Data records
===
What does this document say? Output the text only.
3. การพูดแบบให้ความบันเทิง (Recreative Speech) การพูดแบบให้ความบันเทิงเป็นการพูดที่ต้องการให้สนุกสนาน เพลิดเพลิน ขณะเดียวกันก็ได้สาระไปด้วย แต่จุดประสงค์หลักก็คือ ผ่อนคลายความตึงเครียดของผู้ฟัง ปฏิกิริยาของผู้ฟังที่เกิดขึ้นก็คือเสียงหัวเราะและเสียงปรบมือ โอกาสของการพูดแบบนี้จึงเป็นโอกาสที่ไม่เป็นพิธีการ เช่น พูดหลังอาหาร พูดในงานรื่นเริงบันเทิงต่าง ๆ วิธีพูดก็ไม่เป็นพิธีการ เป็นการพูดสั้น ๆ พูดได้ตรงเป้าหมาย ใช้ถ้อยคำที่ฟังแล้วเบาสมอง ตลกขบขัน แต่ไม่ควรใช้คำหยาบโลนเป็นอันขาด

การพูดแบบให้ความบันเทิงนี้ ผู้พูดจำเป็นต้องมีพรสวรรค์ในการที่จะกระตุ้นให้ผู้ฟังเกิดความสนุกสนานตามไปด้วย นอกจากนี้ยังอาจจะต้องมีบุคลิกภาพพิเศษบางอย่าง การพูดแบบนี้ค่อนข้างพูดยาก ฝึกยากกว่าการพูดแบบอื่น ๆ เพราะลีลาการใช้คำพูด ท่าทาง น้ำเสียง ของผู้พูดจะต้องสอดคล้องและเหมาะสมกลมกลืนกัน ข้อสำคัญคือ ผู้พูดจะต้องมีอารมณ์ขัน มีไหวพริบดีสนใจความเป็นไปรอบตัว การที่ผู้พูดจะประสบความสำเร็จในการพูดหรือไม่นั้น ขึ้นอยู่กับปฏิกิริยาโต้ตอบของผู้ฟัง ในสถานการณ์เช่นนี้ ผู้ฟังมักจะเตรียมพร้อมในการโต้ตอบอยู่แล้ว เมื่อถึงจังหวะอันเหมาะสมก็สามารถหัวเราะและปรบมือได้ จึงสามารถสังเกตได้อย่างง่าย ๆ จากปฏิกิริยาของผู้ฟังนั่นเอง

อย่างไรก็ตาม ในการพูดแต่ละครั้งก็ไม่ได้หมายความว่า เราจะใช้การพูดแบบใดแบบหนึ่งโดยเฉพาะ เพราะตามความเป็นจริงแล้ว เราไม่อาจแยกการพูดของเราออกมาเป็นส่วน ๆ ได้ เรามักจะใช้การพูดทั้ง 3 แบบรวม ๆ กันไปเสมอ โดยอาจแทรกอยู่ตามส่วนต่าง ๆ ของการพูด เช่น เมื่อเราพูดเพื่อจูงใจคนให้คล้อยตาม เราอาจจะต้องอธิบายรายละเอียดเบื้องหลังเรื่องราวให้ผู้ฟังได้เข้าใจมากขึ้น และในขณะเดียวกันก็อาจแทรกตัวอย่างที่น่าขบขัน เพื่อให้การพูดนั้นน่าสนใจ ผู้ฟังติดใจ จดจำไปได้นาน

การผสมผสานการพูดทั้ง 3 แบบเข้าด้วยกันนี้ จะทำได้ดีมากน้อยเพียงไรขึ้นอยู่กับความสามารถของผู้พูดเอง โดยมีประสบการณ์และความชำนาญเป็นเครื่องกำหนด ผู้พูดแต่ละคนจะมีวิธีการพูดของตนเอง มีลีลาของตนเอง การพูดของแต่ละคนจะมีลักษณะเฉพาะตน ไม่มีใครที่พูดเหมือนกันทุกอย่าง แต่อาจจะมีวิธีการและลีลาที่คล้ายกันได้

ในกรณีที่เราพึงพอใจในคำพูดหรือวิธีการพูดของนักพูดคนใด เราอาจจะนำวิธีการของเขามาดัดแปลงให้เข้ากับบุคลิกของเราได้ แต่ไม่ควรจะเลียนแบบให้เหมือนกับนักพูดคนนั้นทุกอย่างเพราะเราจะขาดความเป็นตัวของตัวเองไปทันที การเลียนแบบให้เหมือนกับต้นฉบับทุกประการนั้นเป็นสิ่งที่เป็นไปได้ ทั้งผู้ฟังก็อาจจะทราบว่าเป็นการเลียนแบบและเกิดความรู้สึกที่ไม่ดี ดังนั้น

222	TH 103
===
What is expected: Copy out all of the data exactly, leaving nothing out.

Written reply:
What does this document say? Output the text only.
3. การพูดแบบให้ความบันเทิง (Recreative Speech) การพูดแบบให้ความบันเทิงเป็นการพูดที่ต้องการให้สนุกสนาน เพลิดเพลิน ขณะเดียวกันก็ได้สาระไปด้วย แต่จุดประสงค์หลักก็คือ ผ่อนคลายความตึงเครียดของผู้ฟัง ปฏิกิริยาของผู้ฟังที่เกิดขึ้นก็คือเสียงหัวเราะและเสียงปรบมือ โอกาสของการพูดแบบนี้จึงเป็นโอกาสที่ไม่เป็นพิธีการ เช่น พูดหลังอาหาร พูดในงานรื่นเริงบันเทิงต่าง ๆ วิธีพูดก็ไม่เป็นพิธีการ เป็นการพูดสั้น ๆ พูดได้ตรงเป้าหมาย ใช้ถ้อยคำที่ฟังแล้วเบาสมอง ตลกขบขัน แต่ไม่ควรใช้คำหยาบโลนเป็นอันขาด

การพูดแบบให้ความบันเทิงนี้ ผู้พูดจำเป็นต้องมีพรสวรรค์ในการที่จะกระตุ้นให้ผู้ฟังเกิดความสนุกสนานตามไปด้วย นอกจากนี้ยังอาจจะต้องมีบุคลิกภาพพิเศษบางอย่าง การพูดแบบนี้ค่อนข้างพูดยาก ฝึกยากกว่าการพูดแบบอื่น ๆ เพราะลีลาการใช้คำพูด ท่าทาง น้ำเสียง ของผู้พูดจะต้องสอดคล้องและเหมาะสมกลมกลืนกัน ข้อสำคัญคือ ผู้พูดจะต้องมีอารมณ์ขัน มีไหวพริบดีสนใจความเป็นไปรอบตัว การที่ผู้พูดจะประสบความสำเร็จในการพูดหรือไม่นั้น ขึ้นอยู่กับปฏิกิริยาโต้ตอบของผู้ฟัง ในสถานการณ์เช่นนี้ ผู้ฟังมักจะเตรียมพร้อมในการโต้ตอบอยู่แล้ว เมื่อถึงจังหวะอันเหมาะสมก็สามารถหัวเราะและปรบมือได้ จึงสามารถสังเกตได้อย่างง่าย ๆ จากปฏิกิริยาของผู้ฟังนั่นเอง

อย่างไรก็ตาม ในการพูดแต่ละครั้งก็ไม่ได้หมายความว่า เราจะใช้การพูดแบบใดแบบหนึ่งโดยเฉพาะ เพราะตามความเป็นจริงแล้ว เราไม่อาจแยกการพูดของเราออกมาเป็นส่วน ๆ ได้ เรามักจะใช้การพูดทั้ง 3 แบบรวม ๆ กันไปเสมอ โดยอาจแทรกอยู่ตามส่วนต่าง ๆ ของการพูด เช่น เมื่อเราพูดเพื่อจูงใจคนให้คล้อยตาม เราอาจจะต้องอธิบายรายละเอียดเบื้องหลังเรื่องราวให้ผู้ฟังได้เข้าใจมากขึ้น และในขณะเดียวกันก็อาจแทรกตัวอย่างที่น่าขบขัน เพื่อให้การพูดนั้นน่าสนใจ ผู้ฟังติดใจ จดจำไปได้นาน

การผสมผสานการพูดทั้ง 3 แบบเข้าด้วยกันนี้ จะทำได้ดีมากน้อยเพียงไรขึ้นอยู่กับความสามารถของผู้พูดเอง โดยมีประสบการณ์และความชำนาญเป็นเครื่องกำหนด ผู้พูดแต่ละคนจะมีวิธีการพูดของตนเอง มีลีลาของตนเอง การพูดของแต่ละคนจะมีลักษณะเฉพาะตน ไม่มีใครที่พูดเหมือนกันทุกอย่าง แต่อาจจะมีวิธีการและลีลาที่คล้ายกันได้

ในกรณีที่เราพึงพอใจในคำพูดหรือวิธีการพูดของนักพูดคนใด เราอาจจะนำวิธีการของเขามาดัดแปลงให้เข้ากับบุคลิกของเราได้ แต่ไม่ควรจะเลียนแบบให้เหมือนกับนักพูดคนนั้นทุกอย่างเพราะเราจะขาดความเป็นตัวของตัวเองไปทันที การเลียนแบบให้เหมือนกับต้นฉบับทุกประการนั้นเป็นสิ่งที่เป็นไปได้ ทั้งผู้ฟังก็อาจจะทราบว่าเป็นการเลียนแบบและเกิดความรู้สึกที่ไม่ดี ดังนั้น

222	TH 103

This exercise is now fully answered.